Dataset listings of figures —
══════

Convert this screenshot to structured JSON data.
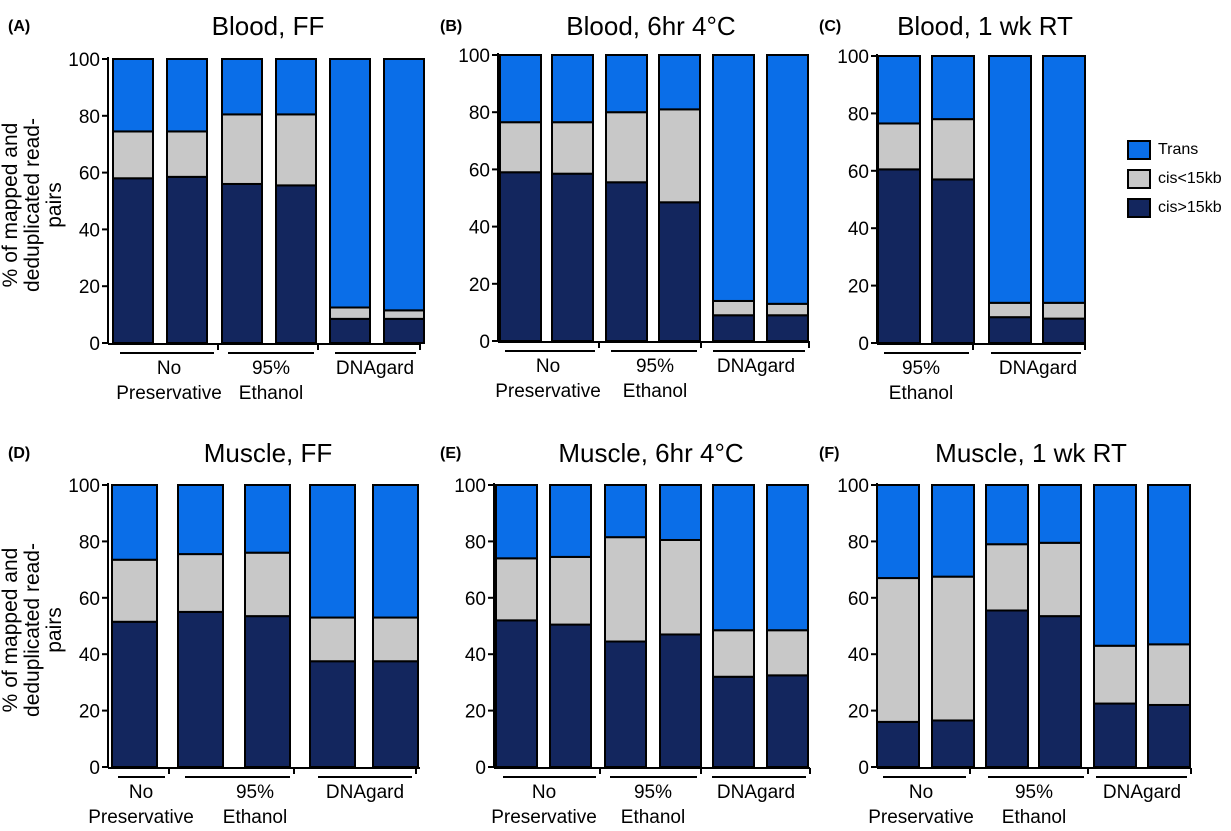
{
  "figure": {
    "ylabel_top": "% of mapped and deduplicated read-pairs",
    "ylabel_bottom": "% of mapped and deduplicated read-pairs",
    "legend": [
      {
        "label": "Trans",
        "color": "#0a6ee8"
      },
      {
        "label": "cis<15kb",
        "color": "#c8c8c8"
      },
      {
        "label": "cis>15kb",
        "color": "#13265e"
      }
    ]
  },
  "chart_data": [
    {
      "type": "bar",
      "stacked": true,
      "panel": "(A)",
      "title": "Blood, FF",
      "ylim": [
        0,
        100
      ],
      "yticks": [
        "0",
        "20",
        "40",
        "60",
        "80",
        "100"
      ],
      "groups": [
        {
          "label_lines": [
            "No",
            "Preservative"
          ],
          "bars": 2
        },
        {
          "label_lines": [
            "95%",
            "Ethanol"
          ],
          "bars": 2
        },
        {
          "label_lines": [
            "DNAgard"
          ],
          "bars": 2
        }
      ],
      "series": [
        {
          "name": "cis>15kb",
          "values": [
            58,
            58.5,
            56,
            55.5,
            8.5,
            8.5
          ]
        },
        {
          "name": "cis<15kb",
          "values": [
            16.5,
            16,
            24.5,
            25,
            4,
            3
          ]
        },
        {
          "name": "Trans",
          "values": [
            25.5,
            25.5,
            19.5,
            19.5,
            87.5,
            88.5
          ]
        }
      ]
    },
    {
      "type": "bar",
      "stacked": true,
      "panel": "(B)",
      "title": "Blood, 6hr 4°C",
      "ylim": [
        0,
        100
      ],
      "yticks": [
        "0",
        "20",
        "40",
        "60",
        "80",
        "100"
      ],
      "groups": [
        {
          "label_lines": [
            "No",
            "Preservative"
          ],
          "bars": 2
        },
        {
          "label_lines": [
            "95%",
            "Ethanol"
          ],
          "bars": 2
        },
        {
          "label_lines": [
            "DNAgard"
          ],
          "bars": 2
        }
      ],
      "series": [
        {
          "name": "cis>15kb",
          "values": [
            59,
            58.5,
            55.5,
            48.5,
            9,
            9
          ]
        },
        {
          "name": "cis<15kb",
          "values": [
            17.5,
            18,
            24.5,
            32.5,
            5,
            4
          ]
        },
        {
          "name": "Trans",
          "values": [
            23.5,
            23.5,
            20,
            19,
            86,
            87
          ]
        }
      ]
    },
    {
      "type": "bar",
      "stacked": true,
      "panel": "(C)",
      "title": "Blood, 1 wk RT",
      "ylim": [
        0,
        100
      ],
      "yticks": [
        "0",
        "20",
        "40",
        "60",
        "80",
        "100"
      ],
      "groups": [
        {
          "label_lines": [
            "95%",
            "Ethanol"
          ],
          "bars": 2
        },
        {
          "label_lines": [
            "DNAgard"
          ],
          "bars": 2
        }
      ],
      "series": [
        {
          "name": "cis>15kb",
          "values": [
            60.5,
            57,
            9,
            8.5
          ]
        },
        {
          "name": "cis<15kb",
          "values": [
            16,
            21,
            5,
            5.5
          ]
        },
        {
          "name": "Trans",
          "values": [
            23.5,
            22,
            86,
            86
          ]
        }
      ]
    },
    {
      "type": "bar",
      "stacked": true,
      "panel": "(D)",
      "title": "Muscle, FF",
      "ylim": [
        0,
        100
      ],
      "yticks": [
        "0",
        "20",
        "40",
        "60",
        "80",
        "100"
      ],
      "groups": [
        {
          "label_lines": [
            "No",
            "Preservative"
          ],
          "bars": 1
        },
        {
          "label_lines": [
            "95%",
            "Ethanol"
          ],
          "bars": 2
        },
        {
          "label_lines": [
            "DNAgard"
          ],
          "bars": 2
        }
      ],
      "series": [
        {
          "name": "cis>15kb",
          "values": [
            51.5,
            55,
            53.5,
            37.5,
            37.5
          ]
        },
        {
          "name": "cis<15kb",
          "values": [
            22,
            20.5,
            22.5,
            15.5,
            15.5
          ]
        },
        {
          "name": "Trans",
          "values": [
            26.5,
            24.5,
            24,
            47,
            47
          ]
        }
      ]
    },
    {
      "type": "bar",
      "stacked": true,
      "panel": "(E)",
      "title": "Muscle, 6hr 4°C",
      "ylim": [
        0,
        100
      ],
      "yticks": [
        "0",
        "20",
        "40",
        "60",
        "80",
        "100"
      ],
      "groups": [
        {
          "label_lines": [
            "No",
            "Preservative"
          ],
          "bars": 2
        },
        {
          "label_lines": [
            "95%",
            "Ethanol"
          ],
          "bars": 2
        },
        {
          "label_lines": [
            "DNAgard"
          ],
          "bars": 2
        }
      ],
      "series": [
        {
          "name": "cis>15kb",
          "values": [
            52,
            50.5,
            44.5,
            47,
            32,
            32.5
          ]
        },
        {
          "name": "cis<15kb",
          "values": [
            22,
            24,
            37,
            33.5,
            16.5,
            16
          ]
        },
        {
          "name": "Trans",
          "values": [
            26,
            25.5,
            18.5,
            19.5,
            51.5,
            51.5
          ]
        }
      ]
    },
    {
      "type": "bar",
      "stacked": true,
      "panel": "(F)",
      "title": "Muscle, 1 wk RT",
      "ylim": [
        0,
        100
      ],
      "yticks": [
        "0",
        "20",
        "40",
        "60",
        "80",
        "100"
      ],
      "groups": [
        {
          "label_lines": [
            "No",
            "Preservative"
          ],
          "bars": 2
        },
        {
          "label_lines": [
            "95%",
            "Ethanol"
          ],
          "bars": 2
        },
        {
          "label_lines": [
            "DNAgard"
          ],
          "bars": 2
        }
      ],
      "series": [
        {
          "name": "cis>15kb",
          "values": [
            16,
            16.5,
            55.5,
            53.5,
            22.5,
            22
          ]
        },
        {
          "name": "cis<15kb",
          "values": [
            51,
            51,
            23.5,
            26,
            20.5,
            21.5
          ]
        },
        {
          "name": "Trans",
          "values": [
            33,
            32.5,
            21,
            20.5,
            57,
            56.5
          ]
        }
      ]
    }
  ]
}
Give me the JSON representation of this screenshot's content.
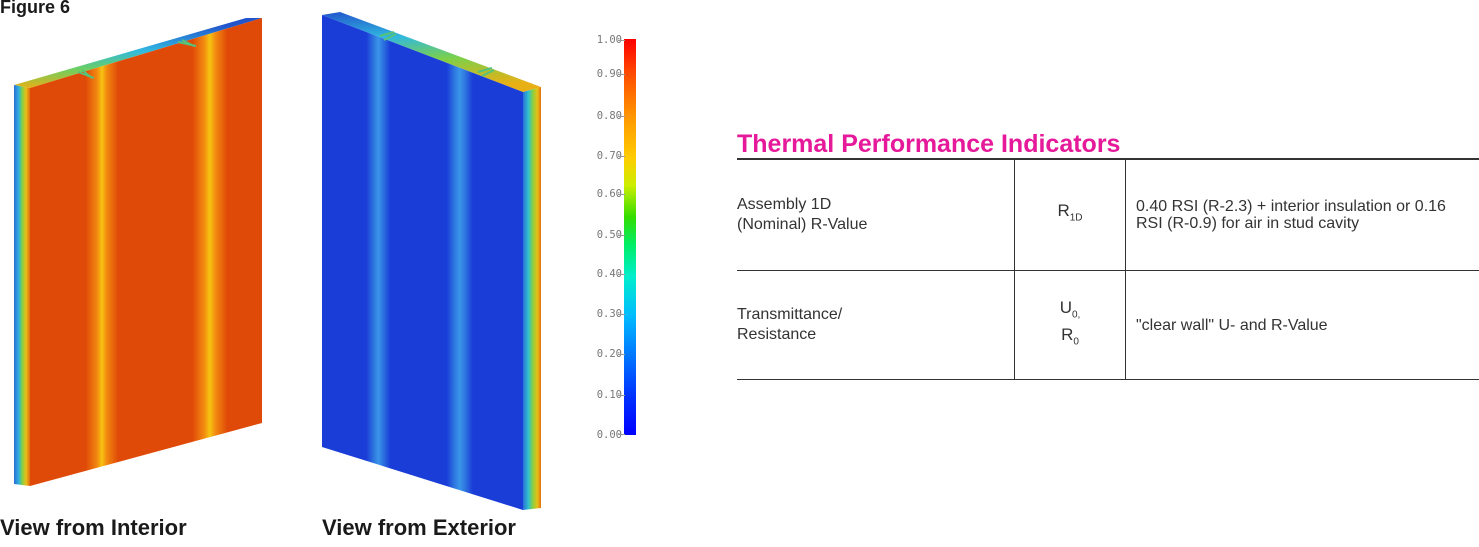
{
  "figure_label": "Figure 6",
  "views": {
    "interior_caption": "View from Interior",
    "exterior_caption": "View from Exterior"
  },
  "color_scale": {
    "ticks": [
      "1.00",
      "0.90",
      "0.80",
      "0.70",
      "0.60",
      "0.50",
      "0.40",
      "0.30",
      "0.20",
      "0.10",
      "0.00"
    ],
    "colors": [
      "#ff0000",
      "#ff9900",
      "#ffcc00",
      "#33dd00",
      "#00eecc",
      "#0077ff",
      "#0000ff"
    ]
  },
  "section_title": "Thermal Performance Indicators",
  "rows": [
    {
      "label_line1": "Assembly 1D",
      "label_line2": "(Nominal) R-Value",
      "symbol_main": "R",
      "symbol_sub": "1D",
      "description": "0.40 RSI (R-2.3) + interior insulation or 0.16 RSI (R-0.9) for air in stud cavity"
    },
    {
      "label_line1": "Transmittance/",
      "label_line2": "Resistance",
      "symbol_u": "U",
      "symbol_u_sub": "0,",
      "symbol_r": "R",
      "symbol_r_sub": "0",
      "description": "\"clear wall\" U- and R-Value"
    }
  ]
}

══════

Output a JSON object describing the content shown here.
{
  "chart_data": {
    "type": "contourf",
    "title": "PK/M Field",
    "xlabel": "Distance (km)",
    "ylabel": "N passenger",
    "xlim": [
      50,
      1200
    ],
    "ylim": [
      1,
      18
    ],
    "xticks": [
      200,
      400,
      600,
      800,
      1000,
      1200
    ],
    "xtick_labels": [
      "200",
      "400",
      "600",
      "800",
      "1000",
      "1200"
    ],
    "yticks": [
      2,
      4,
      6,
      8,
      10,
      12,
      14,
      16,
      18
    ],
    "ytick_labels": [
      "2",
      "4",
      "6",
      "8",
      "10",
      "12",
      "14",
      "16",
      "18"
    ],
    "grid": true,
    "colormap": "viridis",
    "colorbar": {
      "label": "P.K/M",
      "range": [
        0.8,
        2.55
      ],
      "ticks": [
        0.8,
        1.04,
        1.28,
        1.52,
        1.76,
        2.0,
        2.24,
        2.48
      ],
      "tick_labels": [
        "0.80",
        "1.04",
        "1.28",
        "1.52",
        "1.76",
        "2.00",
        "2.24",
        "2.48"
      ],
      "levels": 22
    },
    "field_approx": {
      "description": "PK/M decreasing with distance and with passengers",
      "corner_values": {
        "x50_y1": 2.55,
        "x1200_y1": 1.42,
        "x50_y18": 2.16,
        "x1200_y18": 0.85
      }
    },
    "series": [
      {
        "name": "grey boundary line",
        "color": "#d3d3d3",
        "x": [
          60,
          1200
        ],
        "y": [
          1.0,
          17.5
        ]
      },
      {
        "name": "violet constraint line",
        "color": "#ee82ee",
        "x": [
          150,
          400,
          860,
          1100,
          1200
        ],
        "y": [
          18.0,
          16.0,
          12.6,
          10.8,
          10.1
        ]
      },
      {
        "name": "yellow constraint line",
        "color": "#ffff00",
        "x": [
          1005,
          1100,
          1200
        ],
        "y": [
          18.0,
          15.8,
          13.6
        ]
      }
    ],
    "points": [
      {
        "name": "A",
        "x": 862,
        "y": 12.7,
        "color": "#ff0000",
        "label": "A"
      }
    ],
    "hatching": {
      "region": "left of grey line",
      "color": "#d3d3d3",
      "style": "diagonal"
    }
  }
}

══════

Look through the entries above. Extract each line with the word "content".

Give me the JSON representation of this screenshot's content.
Output a JSON object describing the content shown here.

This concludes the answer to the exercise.